--- START OF MATERIALS PROVIDED ---
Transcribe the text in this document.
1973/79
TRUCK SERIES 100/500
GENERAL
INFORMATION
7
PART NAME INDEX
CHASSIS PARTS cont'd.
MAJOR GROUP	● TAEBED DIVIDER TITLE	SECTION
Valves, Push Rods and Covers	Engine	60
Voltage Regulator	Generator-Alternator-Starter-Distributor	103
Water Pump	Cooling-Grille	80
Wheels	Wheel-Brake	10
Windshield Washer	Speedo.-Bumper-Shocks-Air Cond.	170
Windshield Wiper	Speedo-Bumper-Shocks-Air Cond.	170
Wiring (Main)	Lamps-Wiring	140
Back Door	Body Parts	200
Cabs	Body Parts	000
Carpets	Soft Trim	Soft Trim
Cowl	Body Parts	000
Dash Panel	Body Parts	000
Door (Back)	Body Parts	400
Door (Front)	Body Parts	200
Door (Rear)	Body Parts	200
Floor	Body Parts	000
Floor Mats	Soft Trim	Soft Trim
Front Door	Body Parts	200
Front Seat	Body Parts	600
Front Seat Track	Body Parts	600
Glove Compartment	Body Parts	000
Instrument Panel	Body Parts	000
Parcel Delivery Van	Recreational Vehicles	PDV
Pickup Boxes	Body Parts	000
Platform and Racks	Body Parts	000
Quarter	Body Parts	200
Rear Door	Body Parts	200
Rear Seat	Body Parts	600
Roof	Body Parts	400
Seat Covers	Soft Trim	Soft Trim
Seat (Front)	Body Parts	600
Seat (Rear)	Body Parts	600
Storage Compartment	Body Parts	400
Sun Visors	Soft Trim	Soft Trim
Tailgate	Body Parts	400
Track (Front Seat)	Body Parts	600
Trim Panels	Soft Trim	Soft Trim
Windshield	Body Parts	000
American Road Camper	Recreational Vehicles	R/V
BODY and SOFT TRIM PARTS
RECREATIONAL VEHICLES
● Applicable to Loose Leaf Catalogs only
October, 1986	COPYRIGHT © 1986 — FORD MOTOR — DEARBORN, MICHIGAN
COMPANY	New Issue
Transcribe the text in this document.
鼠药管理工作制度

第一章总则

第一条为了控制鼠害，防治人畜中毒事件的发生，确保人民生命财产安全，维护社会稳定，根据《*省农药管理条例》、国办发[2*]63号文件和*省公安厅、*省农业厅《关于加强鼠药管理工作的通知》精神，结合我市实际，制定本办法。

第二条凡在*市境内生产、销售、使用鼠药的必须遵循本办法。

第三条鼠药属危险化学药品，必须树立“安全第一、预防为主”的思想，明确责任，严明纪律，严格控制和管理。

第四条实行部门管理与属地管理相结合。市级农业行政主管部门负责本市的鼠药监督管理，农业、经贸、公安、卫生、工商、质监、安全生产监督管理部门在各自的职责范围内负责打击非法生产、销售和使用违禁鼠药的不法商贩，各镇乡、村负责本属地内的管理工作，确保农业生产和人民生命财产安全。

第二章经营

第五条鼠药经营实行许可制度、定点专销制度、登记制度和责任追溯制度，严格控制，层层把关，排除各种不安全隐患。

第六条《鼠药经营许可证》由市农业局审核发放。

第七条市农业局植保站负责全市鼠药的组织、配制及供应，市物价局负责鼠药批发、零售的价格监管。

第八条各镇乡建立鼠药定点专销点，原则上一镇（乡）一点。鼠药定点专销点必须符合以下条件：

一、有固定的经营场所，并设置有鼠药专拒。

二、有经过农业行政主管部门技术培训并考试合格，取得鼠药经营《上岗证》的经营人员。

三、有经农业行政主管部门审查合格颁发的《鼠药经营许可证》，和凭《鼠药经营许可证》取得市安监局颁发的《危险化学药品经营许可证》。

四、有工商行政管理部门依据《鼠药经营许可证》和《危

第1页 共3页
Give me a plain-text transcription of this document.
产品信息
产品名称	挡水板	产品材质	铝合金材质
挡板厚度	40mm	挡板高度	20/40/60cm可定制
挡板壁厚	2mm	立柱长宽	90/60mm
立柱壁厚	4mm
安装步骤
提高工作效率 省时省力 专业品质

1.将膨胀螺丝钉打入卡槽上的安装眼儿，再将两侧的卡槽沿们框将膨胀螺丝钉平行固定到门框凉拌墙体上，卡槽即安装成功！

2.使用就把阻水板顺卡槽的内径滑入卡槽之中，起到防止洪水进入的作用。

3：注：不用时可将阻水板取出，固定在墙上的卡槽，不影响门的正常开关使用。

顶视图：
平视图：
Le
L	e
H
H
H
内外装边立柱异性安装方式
--- END OF MATERIALS PROVIDED ---
Look through the entries and find each line that has the string "Floor". Copy those lines.

Floor	Body Parts	000
Floor Mats	Soft Trim	Soft Trim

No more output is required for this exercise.